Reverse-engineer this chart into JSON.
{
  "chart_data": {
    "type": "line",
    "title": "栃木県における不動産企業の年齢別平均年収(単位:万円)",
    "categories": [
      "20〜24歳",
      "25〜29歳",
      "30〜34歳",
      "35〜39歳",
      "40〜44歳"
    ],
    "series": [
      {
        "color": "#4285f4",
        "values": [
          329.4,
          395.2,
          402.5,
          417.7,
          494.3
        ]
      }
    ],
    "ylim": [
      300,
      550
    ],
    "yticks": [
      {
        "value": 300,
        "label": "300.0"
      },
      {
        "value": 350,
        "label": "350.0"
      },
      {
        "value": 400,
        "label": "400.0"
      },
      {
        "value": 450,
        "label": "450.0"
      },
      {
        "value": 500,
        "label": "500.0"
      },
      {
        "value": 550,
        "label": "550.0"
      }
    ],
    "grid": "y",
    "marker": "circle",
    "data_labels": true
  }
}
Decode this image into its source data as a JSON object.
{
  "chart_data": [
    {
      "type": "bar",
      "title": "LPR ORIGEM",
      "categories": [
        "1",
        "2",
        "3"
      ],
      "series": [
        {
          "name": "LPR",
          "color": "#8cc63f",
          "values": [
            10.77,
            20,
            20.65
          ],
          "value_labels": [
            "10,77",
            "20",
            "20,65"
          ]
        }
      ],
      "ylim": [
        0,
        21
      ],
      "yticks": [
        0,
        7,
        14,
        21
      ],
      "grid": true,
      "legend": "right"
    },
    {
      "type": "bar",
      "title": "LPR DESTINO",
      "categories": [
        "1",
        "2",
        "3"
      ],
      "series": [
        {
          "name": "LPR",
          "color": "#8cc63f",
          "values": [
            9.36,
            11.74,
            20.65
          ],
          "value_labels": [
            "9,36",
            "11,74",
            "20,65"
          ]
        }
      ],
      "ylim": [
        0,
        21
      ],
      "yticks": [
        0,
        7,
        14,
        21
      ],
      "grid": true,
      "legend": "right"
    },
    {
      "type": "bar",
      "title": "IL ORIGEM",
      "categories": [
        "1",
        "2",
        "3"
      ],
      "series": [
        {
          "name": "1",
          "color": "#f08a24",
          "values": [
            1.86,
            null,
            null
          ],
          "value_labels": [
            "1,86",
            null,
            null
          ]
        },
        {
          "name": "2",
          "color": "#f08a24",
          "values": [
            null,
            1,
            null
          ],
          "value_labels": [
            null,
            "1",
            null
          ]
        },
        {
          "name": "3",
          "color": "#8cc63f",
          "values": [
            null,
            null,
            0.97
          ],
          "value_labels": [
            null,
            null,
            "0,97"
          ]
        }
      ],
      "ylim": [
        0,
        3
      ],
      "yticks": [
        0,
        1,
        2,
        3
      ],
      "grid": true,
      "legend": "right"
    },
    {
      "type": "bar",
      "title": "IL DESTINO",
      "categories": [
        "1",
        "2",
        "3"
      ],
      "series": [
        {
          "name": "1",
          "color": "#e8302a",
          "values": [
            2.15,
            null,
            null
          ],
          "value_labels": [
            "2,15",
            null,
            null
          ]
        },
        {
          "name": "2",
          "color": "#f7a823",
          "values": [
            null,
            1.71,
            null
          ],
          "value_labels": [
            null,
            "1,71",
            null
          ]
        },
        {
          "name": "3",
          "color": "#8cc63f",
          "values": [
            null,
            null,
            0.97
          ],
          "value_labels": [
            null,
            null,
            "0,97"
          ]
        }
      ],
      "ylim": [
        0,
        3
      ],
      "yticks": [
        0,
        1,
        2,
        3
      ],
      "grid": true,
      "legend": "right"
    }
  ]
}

______

Restate each record exactly as written.

OUTPUT OF THE TASK ▸
Reverse-engineer this chart into JSON.
{
  "chart_data": {
    "type": "line",
    "title": "栃木県における不動産企業の年齢別平均年収(単位:万円)",
    "categories": [
      "20〜24歳",
      "25〜29歳",
      "30〜34歳",
      "35〜39歳",
      "40〜44歳"
    ],
    "series": [
      {
        "color": "#4285f4",
        "values": [
          329.4,
          395.2,
          402.5,
          417.7,
          494.3
        ]
      }
    ],
    "ylim": [
      300,
      550
    ],
    "yticks": [
      {
        "value": 300,
        "label": "300.0"
      },
      {
        "value": 350,
        "label": "350.0"
      },
      {
        "value": 400,
        "label": "400.0"
      },
      {
        "value": 450,
        "label": "450.0"
      },
      {
        "value": 500,
        "label": "500.0"
      },
      {
        "value": 550,
        "label": "550.0"
      }
    ],
    "grid": "y",
    "marker": "circle",
    "data_labels": true
  }
}
Decode this image into its source data as a JSON object.
{
  "chart_data": [
    {
      "type": "bar",
      "title": "LPR ORIGEM",
      "categories": [
        "1",
        "2",
        "3"
      ],
      "series": [
        {
          "name": "LPR",
          "color": "#8cc63f",
          "values": [
            10.77,
            20,
            20.65
          ],
          "value_labels": [
            "10,77",
            "20",
            "20,65"
          ]
        }
      ],
      "ylim": [
        0,
        21
      ],
      "yticks": [
        0,
        7,
        14,
        21
      ],
      "grid": true,
      "legend": "right"
    },
    {
      "type": "bar",
      "title": "LPR DESTINO",
      "categories": [
        "1",
        "2",
        "3"
      ],
      "series": [
        {
          "name": "LPR",
          "color": "#8cc63f",
          "values": [
            9.36,
            11.74,
            20.65
          ],
          "value_labels": [
            "9,36",
            "11,74",
            "20,65"
          ]
        }
      ],
      "ylim": [
        0,
        21
      ],
      "yticks": [
        0,
        7,
        14,
        21
      ],
      "grid": true,
      "legend": "right"
    },
    {
      "type": "bar",
      "title": "IL ORIGEM",
      "categories": [
        "1",
        "2",
        "3"
      ],
      "series": [
        {
          "name": "1",
          "color": "#f08a24",
          "values": [
            1.86,
            null,
            null
          ],
          "value_labels": [
            "1,86",
            null,
            null
          ]
        },
        {
          "name": "2",
          "color": "#f08a24",
          "values": [
            null,
            1,
            null
          ],
          "value_labels": [
            null,
            "1",
            null
          ]
        },
        {
          "name": "3",
          "color": "#8cc63f",
          "values": [
            null,
            null,
            0.97
          ],
          "value_labels": [
            null,
            null,
            "0,97"
          ]
        }
      ],
      "ylim": [
        0,
        3
      ],
      "yticks": [
        0,
        1,
        2,
        3
      ],
      "grid": true,
      "legend": "right"
    },
    {
      "type": "bar",
      "title": "IL DESTINO",
      "categories": [
        "1",
        "2",
        "3"
      ],
      "series": [
        {
          "name": "1",
          "color": "#e8302a",
          "values": [
            2.15,
            null,
            null
          ],
          "value_labels": [
            "2,15",
            null,
            null
          ]
        },
        {
          "name": "2",
          "color": "#f7a823",
          "values": [
            null,
            1.71,
            null
          ],
          "value_labels": [
            null,
            "1,71",
            null
          ]
        },
        {
          "name": "3",
          "color": "#8cc63f",
          "values": [
            null,
            null,
            0.97
          ],
          "value_labels": [
            null,
            null,
            "0,97"
          ]
        }
      ],
      "ylim": [
        0,
        3
      ],
      "yticks": [
        0,
        1,
        2,
        3
      ],
      "grid": true,
      "legend": "right"
    }
  ]
}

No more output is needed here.